## BEGIN
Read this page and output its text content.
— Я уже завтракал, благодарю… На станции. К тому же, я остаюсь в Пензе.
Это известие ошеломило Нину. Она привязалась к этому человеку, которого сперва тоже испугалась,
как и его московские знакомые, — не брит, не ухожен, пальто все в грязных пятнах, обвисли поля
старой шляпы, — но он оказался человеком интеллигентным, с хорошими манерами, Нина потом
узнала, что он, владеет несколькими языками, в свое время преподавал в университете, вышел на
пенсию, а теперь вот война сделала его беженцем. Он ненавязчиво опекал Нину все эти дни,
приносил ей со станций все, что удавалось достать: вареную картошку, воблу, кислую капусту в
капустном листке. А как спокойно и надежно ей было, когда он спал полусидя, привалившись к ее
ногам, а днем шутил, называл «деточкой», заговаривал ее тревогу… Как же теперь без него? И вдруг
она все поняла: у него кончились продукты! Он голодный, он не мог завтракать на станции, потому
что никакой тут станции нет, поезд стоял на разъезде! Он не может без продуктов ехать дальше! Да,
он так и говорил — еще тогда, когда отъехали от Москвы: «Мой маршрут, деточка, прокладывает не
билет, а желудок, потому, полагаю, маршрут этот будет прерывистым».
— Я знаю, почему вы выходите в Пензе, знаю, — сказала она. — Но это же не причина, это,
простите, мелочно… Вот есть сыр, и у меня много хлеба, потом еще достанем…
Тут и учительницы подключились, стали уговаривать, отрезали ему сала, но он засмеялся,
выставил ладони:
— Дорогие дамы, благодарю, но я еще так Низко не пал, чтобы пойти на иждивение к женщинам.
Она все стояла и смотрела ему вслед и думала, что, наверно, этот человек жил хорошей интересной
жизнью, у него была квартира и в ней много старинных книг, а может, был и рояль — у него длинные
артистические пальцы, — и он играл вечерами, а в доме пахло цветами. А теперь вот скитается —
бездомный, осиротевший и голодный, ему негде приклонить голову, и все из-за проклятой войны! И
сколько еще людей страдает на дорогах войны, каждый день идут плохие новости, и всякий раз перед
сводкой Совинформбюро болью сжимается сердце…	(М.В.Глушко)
## END
▸ Exercise requirements
Transcribe the data above in full, exactly.

▸ Exercise result
Read this page and output its text content.
— Я уже завтракал, благодарю… На станции. К тому же, я остаюсь в Пензе.
Это известие ошеломило Нину. Она привязалась к этому человеку, которого сперва тоже испугалась,
как и его московские знакомые, — не брит, не ухожен, пальто все в грязных пятнах, обвисли поля
старой шляпы, — но он оказался человеком интеллигентным, с хорошими манерами, Нина потом
узнала, что он, владеет несколькими языками, в свое время преподавал в университете, вышел на
пенсию, а теперь вот война сделала его беженцем. Он ненавязчиво опекал Нину все эти дни,
приносил ей со станций все, что удавалось достать: вареную картошку, воблу, кислую капусту в
капустном листке. А как спокойно и надежно ей было, когда он спал полусидя, привалившись к ее
ногам, а днем шутил, называл «деточкой», заговаривал ее тревогу… Как же теперь без него? И вдруг
она все поняла: у него кончились продукты! Он голодный, он не мог завтракать на станции, потому
что никакой тут станции нет, поезд стоял на разъезде! Он не может без продуктов ехать дальше! Да,
он так и говорил — еще тогда, когда отъехали от Москвы: «Мой маршрут, деточка, прокладывает не
билет, а желудок, потому, полагаю, маршрут этот будет прерывистым».
— Я знаю, почему вы выходите в Пензе, знаю, — сказала она. — Но это же не причина, это,
простите, мелочно… Вот есть сыр, и у меня много хлеба, потом еще достанем…
Тут и учительницы подключились, стали уговаривать, отрезали ему сала, но он засмеялся,
выставил ладони:
— Дорогие дамы, благодарю, но я еще так Низко не пал, чтобы пойти на иждивение к женщинам.
Она все стояла и смотрела ему вслед и думала, что, наверно, этот человек жил хорошей интересной
жизнью, у него была квартира и в ней много старинных книг, а может, был и рояль — у него длинные
артистические пальцы, — и он играл вечерами, а в доме пахло цветами. А теперь вот скитается —
бездомный, осиротевший и голодный, ему негде приклонить голову, и все из-за проклятой войны! И
сколько еще людей страдает на дорогах войны, каждый день идут плохие новости, и всякий раз перед
сводкой Совинформбюро болью сжимается сердце…	(М.В.Глушко)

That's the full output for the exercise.